Pick out the lines in the listing below that contain the word "ceniza" and copy them.

** start of EXTRACTED INFORMATION **

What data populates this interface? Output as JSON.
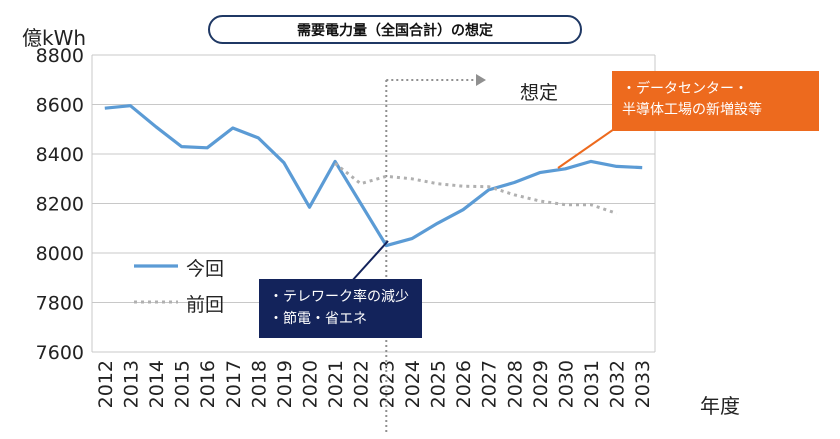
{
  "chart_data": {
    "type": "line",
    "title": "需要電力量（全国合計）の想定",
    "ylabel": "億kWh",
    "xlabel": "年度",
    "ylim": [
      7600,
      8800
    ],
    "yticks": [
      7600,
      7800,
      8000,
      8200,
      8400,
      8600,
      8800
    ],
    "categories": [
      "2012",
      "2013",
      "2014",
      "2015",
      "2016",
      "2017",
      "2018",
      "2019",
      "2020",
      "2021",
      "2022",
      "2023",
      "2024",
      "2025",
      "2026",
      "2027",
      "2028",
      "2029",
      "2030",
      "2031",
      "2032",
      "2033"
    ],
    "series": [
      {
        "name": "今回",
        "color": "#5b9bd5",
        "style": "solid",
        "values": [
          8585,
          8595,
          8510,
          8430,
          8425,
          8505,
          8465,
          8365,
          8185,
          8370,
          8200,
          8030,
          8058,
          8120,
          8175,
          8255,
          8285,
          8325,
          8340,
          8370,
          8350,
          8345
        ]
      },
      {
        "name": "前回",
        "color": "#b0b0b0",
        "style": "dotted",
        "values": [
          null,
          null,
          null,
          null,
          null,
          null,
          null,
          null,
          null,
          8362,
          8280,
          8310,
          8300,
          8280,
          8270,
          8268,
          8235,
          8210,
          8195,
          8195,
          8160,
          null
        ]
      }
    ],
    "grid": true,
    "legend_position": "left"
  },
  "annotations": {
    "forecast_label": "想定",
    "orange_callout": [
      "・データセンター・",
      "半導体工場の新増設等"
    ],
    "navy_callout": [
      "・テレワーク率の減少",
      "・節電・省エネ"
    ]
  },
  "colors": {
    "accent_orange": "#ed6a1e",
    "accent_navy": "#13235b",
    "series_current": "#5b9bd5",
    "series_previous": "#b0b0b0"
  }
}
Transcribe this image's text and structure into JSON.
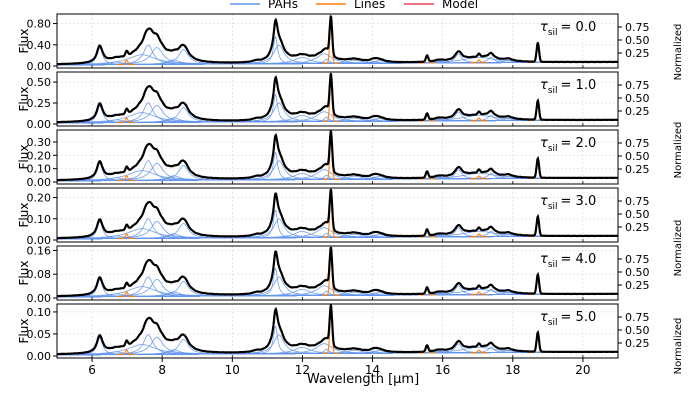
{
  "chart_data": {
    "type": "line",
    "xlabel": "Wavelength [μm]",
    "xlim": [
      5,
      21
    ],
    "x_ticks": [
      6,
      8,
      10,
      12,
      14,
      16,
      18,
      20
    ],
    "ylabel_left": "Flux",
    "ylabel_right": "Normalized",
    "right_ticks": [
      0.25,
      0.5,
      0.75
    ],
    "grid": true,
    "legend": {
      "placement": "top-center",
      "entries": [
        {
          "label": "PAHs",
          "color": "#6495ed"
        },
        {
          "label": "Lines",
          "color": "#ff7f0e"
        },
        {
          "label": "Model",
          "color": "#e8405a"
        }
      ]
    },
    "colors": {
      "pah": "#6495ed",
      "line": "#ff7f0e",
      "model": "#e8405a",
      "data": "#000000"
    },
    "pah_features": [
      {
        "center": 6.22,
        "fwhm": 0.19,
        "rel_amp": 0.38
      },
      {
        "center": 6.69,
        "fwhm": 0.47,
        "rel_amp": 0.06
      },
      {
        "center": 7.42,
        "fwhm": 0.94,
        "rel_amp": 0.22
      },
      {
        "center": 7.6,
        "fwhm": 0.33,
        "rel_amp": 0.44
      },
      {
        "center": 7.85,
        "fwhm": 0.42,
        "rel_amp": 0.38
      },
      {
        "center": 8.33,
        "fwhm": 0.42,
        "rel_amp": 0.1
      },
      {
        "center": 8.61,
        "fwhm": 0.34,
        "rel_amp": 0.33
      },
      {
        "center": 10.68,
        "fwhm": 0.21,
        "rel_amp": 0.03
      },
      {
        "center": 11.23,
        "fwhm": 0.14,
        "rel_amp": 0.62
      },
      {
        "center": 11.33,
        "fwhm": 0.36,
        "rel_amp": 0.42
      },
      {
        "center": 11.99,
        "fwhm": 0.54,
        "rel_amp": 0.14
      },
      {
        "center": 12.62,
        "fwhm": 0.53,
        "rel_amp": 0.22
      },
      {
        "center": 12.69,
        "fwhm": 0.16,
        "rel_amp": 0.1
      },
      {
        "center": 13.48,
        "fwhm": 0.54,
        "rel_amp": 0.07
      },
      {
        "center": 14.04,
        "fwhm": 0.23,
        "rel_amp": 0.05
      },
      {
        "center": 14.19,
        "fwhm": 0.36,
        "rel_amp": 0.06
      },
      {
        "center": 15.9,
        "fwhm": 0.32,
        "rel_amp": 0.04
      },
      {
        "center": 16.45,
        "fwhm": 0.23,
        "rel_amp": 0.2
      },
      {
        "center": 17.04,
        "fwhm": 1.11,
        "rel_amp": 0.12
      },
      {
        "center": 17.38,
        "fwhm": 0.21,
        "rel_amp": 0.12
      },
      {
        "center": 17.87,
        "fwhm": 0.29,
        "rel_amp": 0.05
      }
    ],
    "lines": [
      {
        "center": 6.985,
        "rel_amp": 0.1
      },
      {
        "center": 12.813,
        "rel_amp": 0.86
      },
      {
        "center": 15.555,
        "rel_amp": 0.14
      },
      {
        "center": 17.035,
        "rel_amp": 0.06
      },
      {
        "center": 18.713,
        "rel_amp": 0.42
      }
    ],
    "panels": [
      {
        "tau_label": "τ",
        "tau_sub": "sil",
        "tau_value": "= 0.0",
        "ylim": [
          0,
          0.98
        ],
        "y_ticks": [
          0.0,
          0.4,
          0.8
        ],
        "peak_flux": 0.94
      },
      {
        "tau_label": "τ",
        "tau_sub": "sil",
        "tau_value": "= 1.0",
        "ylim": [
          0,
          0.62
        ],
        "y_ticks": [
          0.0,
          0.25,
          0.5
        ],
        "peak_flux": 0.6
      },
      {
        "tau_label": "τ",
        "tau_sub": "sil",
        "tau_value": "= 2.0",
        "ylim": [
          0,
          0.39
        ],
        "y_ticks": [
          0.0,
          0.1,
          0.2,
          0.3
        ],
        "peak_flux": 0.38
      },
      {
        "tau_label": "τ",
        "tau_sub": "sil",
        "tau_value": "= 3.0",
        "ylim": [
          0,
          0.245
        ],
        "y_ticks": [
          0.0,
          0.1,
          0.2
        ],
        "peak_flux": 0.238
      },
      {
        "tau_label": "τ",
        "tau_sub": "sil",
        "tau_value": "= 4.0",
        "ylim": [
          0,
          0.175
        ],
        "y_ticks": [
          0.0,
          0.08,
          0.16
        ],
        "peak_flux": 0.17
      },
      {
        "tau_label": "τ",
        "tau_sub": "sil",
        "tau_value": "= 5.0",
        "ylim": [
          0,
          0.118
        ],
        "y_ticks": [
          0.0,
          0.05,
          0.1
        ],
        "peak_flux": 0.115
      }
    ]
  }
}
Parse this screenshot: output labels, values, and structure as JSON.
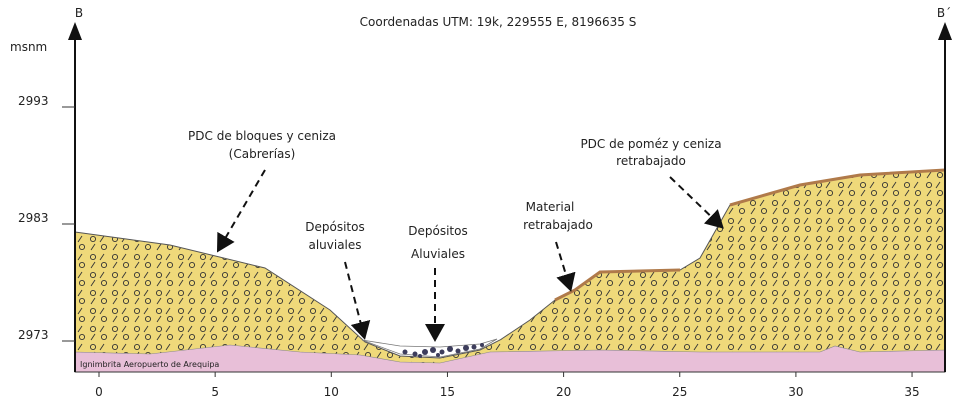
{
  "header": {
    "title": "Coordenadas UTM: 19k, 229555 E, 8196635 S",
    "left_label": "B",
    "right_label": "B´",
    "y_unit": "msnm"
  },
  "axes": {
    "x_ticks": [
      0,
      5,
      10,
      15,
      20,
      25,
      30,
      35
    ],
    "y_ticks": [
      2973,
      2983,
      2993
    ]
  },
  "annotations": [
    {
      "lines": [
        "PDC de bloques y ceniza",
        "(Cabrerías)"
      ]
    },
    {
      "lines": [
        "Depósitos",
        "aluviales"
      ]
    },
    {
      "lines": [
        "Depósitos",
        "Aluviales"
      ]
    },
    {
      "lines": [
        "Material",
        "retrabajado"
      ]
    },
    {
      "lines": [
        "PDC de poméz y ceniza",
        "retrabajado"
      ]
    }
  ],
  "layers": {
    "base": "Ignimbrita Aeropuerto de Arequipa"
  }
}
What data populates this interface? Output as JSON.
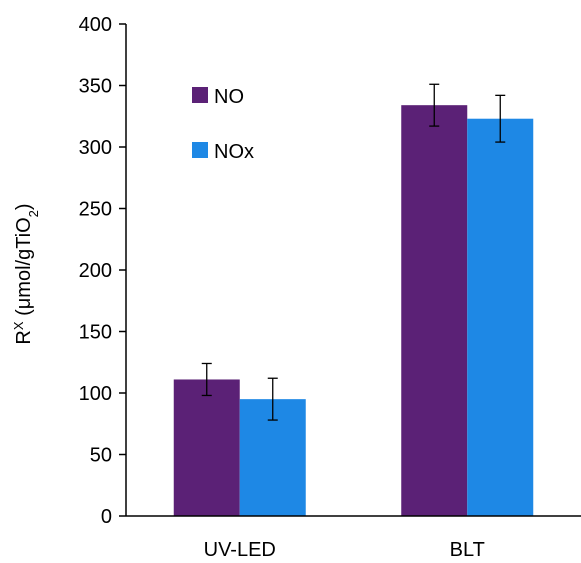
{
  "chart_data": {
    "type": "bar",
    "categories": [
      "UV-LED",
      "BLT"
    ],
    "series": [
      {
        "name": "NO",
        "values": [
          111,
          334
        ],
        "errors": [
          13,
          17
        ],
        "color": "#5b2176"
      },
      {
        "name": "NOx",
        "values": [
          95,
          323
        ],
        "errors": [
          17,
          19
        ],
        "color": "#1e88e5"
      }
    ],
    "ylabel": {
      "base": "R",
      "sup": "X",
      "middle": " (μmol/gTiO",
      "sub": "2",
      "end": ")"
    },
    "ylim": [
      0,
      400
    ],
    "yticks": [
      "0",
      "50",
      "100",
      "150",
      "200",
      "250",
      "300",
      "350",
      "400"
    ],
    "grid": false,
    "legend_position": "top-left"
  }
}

** end of EXTRACTED INFORMATION **

• THE SOLUTION:
        "PDC de bloques y ceniza",
        "PDC de poméz y ceniza",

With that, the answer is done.